— START OF GIVEN RECORDS —
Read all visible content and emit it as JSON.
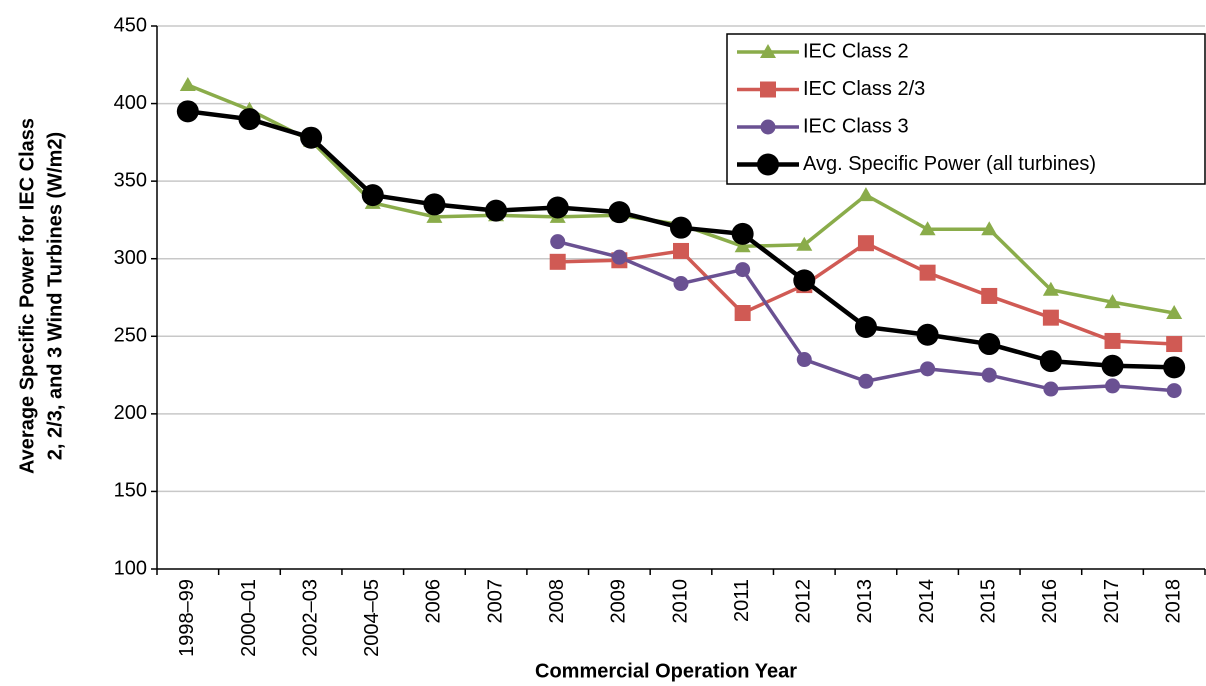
{
  "chart_data": {
    "type": "line",
    "xlabel": "Commercial Operation Year",
    "ylabel": [
      "Average Specific Power for IEC Class",
      "2, 2/3, and 3 Wind Turbines (W/m2)"
    ],
    "categories": [
      "1998–99",
      "2000–01",
      "2002–03",
      "2004–05",
      "2006",
      "2007",
      "2008",
      "2009",
      "2010",
      "2011",
      "2012",
      "2013",
      "2014",
      "2015",
      "2016",
      "2017",
      "2018"
    ],
    "series": [
      {
        "name": "IEC Class 2",
        "color": "#8aac4a",
        "marker": "triangle",
        "values": [
          412,
          396,
          376,
          336,
          327,
          328,
          327,
          328,
          322,
          308,
          309,
          341,
          319,
          319,
          280,
          272,
          265
        ]
      },
      {
        "name": "IEC Class 2/3",
        "color": "#d05a54",
        "marker": "square",
        "values": [
          null,
          null,
          null,
          null,
          null,
          null,
          298,
          299,
          305,
          265,
          283,
          310,
          291,
          276,
          262,
          247,
          245
        ]
      },
      {
        "name": "IEC Class 3",
        "color": "#6a5192",
        "marker": "circle",
        "values": [
          null,
          null,
          null,
          null,
          null,
          null,
          311,
          301,
          284,
          293,
          235,
          221,
          229,
          225,
          216,
          218,
          215
        ]
      },
      {
        "name": "Avg. Specific Power (all turbines)",
        "color": "#000000",
        "marker": "big-circle",
        "values": [
          395,
          390,
          378,
          341,
          335,
          331,
          333,
          330,
          320,
          316,
          286,
          256,
          251,
          245,
          234,
          231,
          230
        ]
      }
    ],
    "ylim": [
      100,
      450
    ],
    "yticks": [
      100,
      150,
      200,
      250,
      300,
      350,
      400,
      450
    ],
    "grid": true,
    "legend": "top-right"
  }
}
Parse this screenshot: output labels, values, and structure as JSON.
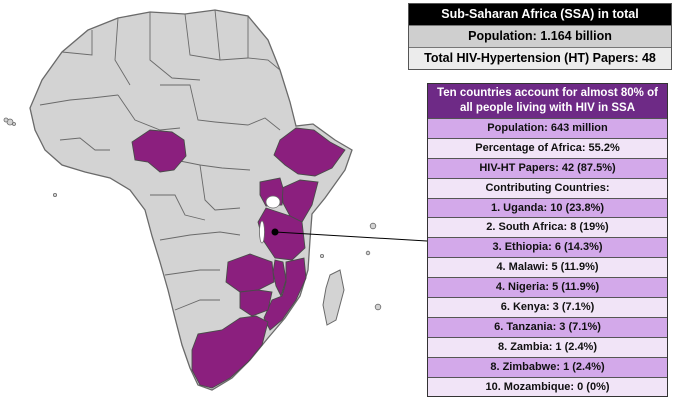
{
  "summary": {
    "title": "Sub-Saharan Africa (SSA) in total",
    "population": "Population: 1.164 billion",
    "papers": "Total HIV-Hypertension (HT) Papers: 48"
  },
  "detail": {
    "title": "Ten countries account for almost 80% of all people living with HIV in SSA",
    "population": "Population: 643 million",
    "percentage": "Percentage of Africa: 55.2%",
    "papers": "HIV-HT Papers: 42 (87.5%)",
    "contributing_header": "Contributing Countries:",
    "countries": [
      "1. Uganda: 10 (23.8%)",
      "2. South Africa: 8 (19%)",
      "3. Ethiopia: 6 (14.3%)",
      "4. Malawi: 5 (11.9%)",
      "4. Nigeria: 5 (11.9%)",
      "6. Kenya: 3 (7.1%)",
      "6. Tanzania: 3 (7.1%)",
      "8. Zambia: 1 (2.4%)",
      "8. Zimbabwe: 1 (2.4%)",
      "10. Mozambique: 0 (0%)"
    ]
  },
  "colors": {
    "highlight": "#8b1f7e",
    "land": "#d3d3d3",
    "border": "#6a6a6a",
    "header_purple": "#6e2a86",
    "row_dark": "#d3a9ea",
    "row_light": "#f1e4f7"
  }
}
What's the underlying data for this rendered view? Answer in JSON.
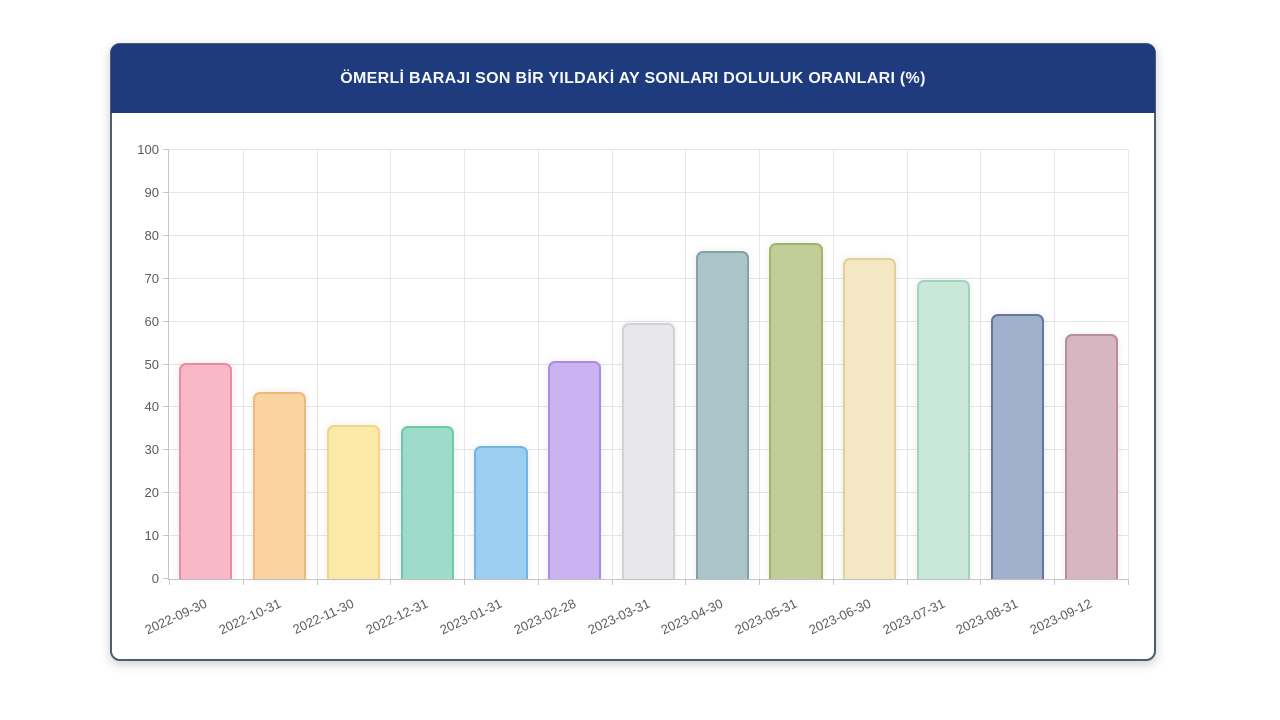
— END OF GIVEN RECORDS —
Scan the lines for the string "Class". Pick out every line that has it.

OUTPUT FOR THIS EXERCISE —
      "Average Specific Power for IEC Class",
        "name": "IEC Class 2",
        "name": "IEC Class 2/3",
        "name": "IEC Class 3",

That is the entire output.